__WHAT YOU SHOULD DO__. Every line in the listing is to be echoed verbatim.

[Rows from a dataset]
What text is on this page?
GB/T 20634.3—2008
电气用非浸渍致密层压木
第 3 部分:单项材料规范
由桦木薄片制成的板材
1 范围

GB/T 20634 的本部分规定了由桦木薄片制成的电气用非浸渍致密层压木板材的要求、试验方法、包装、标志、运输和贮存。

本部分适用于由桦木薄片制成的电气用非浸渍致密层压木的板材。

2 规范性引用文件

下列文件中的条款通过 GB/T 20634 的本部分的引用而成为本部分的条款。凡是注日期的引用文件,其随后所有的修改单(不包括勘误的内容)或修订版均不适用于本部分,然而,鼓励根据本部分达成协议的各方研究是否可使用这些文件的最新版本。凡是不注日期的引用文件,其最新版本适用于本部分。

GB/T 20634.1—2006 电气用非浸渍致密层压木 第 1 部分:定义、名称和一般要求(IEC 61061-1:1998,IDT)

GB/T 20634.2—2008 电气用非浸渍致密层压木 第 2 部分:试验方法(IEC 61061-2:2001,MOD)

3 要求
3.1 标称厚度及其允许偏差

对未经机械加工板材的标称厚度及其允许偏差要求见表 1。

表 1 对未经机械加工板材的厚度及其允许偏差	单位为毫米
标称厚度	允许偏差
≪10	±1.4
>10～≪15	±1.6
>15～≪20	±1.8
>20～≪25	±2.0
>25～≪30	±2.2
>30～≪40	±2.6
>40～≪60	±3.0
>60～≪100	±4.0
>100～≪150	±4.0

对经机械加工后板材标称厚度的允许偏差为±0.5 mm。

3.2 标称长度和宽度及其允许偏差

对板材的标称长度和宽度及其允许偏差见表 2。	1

__REPLY TO THE EXERCISE__.
What text is on this page?
GB/T 20634.3—2008
电气用非浸渍致密层压木
第 3 部分:单项材料规范
由桦木薄片制成的板材
1 范围

GB/T 20634 的本部分规定了由桦木薄片制成的电气用非浸渍致密层压木板材的要求、试验方法、包装、标志、运输和贮存。

本部分适用于由桦木薄片制成的电气用非浸渍致密层压木的板材。

2 规范性引用文件

下列文件中的条款通过 GB/T 20634 的本部分的引用而成为本部分的条款。凡是注日期的引用文件,其随后所有的修改单(不包括勘误的内容)或修订版均不适用于本部分,然而,鼓励根据本部分达成协议的各方研究是否可使用这些文件的最新版本。凡是不注日期的引用文件,其最新版本适用于本部分。

GB/T 20634.1—2006 电气用非浸渍致密层压木 第 1 部分:定义、名称和一般要求(IEC 61061-1:1998,IDT)

GB/T 20634.2—2008 电气用非浸渍致密层压木 第 2 部分:试验方法(IEC 61061-2:2001,MOD)

3 要求
3.1 标称厚度及其允许偏差

对未经机械加工板材的标称厚度及其允许偏差要求见表 1。

表 1 对未经机械加工板材的厚度及其允许偏差	单位为毫米
标称厚度	允许偏差
≪10	±1.4
>10～≪15	±1.6
>15～≪20	±1.8
>20～≪25	±2.0
>25～≪30	±2.2
>30～≪40	±2.6
>40～≪60	±3.0
>60～≪100	±4.0
>100～≪150	±4.0

对经机械加工后板材标称厚度的允许偏差为±0.5 mm。

3.2 标称长度和宽度及其允许偏差

对板材的标称长度和宽度及其允许偏差见表 2。	1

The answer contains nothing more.